■ **JOB**: Skip the images. Copy the records exactly as written.

(Dataset listings of figures)
•••••
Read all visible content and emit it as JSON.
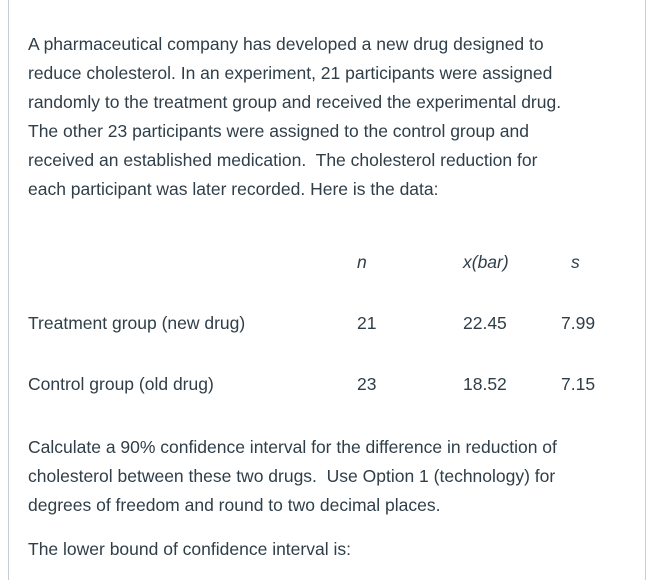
{
  "colors": {
    "text": "#2f3e48",
    "border": "#c7cdd1",
    "background": "#ffffff"
  },
  "intro": {
    "lines": [
      "A pharmaceutical company has developed a new drug designed to",
      "reduce cholesterol. In an experiment, 21 participants were assigned",
      "randomly to the treatment group and received the experimental drug.",
      "The other 23 participants were assigned to the control group and",
      "received an established medication.  The cholesterol reduction for",
      "each participant was later recorded. Here is the data:"
    ]
  },
  "table": {
    "headers": {
      "label": "",
      "n": "n",
      "xbar": "x(bar)",
      "s": "s"
    },
    "rows": [
      {
        "label": "Treatment group (new drug)",
        "n": "21",
        "xbar": "22.45",
        "s": "7.99"
      },
      {
        "label": "Control group (old drug)",
        "n": "23",
        "xbar": "18.52",
        "s": "7.15"
      }
    ]
  },
  "question": {
    "lines": [
      "Calculate a 90% confidence interval for the difference in reduction of",
      "cholesterol between these two drugs.  Use Option 1 (technology) for",
      "degrees of freedom and round to two decimal places."
    ]
  },
  "prompt": {
    "text": "The lower bound of confidence interval is:"
  }
}
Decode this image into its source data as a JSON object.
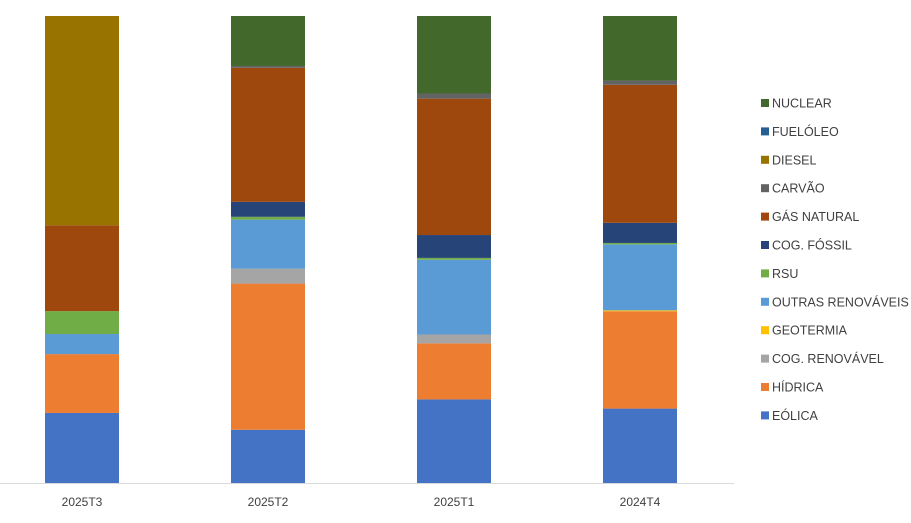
{
  "chart_data": {
    "type": "bar",
    "stacked": true,
    "percent_stacked": true,
    "title": "",
    "xlabel": "",
    "ylabel": "",
    "ylim": [
      0,
      100
    ],
    "grid": false,
    "legend_position": "right",
    "categories": [
      "2025T3",
      "2025T2",
      "2025T1",
      "2024T4"
    ],
    "series": [
      {
        "name": "EÓLICA",
        "color": "#4472C4",
        "values": [
          15.0,
          11.4,
          17.9,
          15.9
        ]
      },
      {
        "name": "HÍDRICA",
        "color": "#ED7D31",
        "values": [
          12.6,
          31.3,
          12.0,
          20.8
        ]
      },
      {
        "name": "COG. RENOVÁVEL",
        "color": "#A5A5A5",
        "values": [
          0.0,
          3.2,
          1.9,
          0.0
        ]
      },
      {
        "name": "GEOTERMIA",
        "color": "#FFC000",
        "values": [
          0.0,
          0.0,
          0.0,
          0.2
        ]
      },
      {
        "name": "OUTRAS RENOVÁVEIS",
        "color": "#5B9BD5",
        "values": [
          4.3,
          10.5,
          16.0,
          14.1
        ]
      },
      {
        "name": "RSU",
        "color": "#70AD47",
        "values": [
          4.9,
          0.6,
          0.4,
          0.3
        ]
      },
      {
        "name": "COG. FÓSSIL",
        "color": "#264478",
        "values": [
          0.0,
          3.2,
          4.9,
          4.3
        ]
      },
      {
        "name": "GÁS NATURAL",
        "color": "#9E480E",
        "values": [
          18.4,
          28.7,
          29.2,
          29.5
        ]
      },
      {
        "name": "CARVÃO",
        "color": "#636363",
        "values": [
          0.0,
          0.4,
          1.1,
          0.9
        ]
      },
      {
        "name": "DIESEL",
        "color": "#997300",
        "values": [
          44.8,
          0.0,
          0.0,
          0.0
        ]
      },
      {
        "name": "FUELÓLEO",
        "color": "#255E91",
        "values": [
          0.0,
          0.0,
          0.0,
          0.0
        ]
      },
      {
        "name": "NUCLEAR",
        "color": "#43682B",
        "values": [
          0.0,
          10.7,
          16.6,
          13.8
        ]
      }
    ]
  }
}
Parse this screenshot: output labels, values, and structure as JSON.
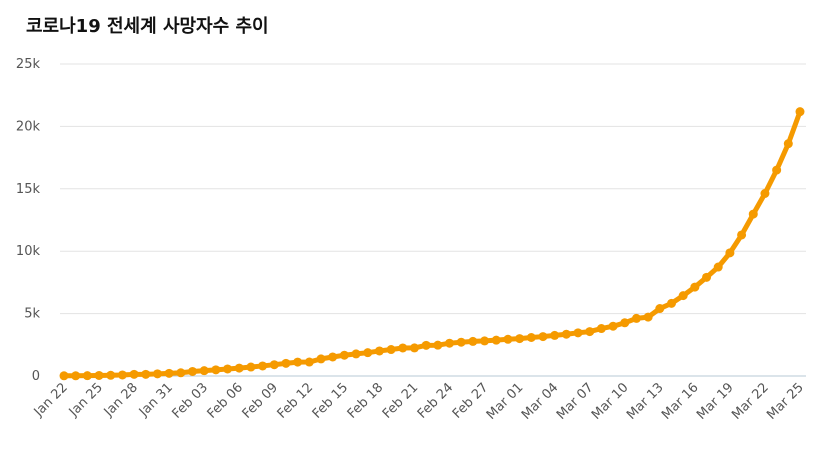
•••••
■ **COMPLETED TASK**:
Read all visible content and emit it as JSON.
{
  "colors": {
    "text": "#2f3e48",
    "border": "#c7cdd1",
    "background": "#ffffff"
  },
  "intro": {
    "lines": [
      "A pharmaceutical company has developed a new drug designed to",
      "reduce cholesterol. In an experiment, 21 participants were assigned",
      "randomly to the treatment group and received the experimental drug.",
      "The other 23 participants were assigned to the control group and",
      "received an established medication.  The cholesterol reduction for",
      "each participant was later recorded. Here is the data:"
    ]
  },
  "table": {
    "headers": {
      "label": "",
      "n": "n",
      "xbar": "x(bar)",
      "s": "s"
    },
    "rows": [
      {
        "label": "Treatment group (new drug)",
        "n": "21",
        "xbar": "22.45",
        "s": "7.99"
      },
      {
        "label": "Control group (old drug)",
        "n": "23",
        "xbar": "18.52",
        "s": "7.15"
      }
    ]
  },
  "question": {
    "lines": [
      "Calculate a 90% confidence interval for the difference in reduction of",
      "cholesterol between these two drugs.  Use Option 1 (technology) for",
      "degrees of freedom and round to two decimal places."
    ]
  },
  "prompt": {
    "text": "The lower bound of confidence interval is:"
  }
}
Decode this image into its source data as a JSON object.
{
  "chart_data": {
    "type": "bar",
    "stacked": true,
    "percent_stacked": true,
    "title": "",
    "xlabel": "",
    "ylabel": "",
    "ylim": [
      0,
      100
    ],
    "grid": false,
    "legend_position": "right",
    "categories": [
      "2025T3",
      "2025T2",
      "2025T1",
      "2024T4"
    ],
    "series": [
      {
        "name": "EÓLICA",
        "color": "#4472C4",
        "values": [
          15.0,
          11.4,
          17.9,
          15.9
        ]
      },
      {
        "name": "HÍDRICA",
        "color": "#ED7D31",
        "values": [
          12.6,
          31.3,
          12.0,
          20.8
        ]
      },
      {
        "name": "COG. RENOVÁVEL",
        "color": "#A5A5A5",
        "values": [
          0.0,
          3.2,
          1.9,
          0.0
        ]
      },
      {
        "name": "GEOTERMIA",
        "color": "#FFC000",
        "values": [
          0.0,
          0.0,
          0.0,
          0.2
        ]
      },
      {
        "name": "OUTRAS RENOVÁVEIS",
        "color": "#5B9BD5",
        "values": [
          4.3,
          10.5,
          16.0,
          14.1
        ]
      },
      {
        "name": "RSU",
        "color": "#70AD47",
        "values": [
          4.9,
          0.6,
          0.4,
          0.3
        ]
      },
      {
        "name": "COG. FÓSSIL",
        "color": "#264478",
        "values": [
          0.0,
          3.2,
          4.9,
          4.3
        ]
      },
      {
        "name": "GÁS NATURAL",
        "color": "#9E480E",
        "values": [
          18.4,
          28.7,
          29.2,
          29.5
        ]
      },
      {
        "name": "CARVÃO",
        "color": "#636363",
        "values": [
          0.0,
          0.4,
          1.1,
          0.9
        ]
      },
      {
        "name": "DIESEL",
        "color": "#997300",
        "values": [
          44.8,
          0.0,
          0.0,
          0.0
        ]
      },
      {
        "name": "FUELÓLEO",
        "color": "#255E91",
        "values": [
          0.0,
          0.0,
          0.0,
          0.0
        ]
      },
      {
        "name": "NUCLEAR",
        "color": "#43682B",
        "values": [
          0.0,
          10.7,
          16.6,
          13.8
        ]
      }
    ]
  }
}
Parse this screenshot: output labels, values, and structure as JSON.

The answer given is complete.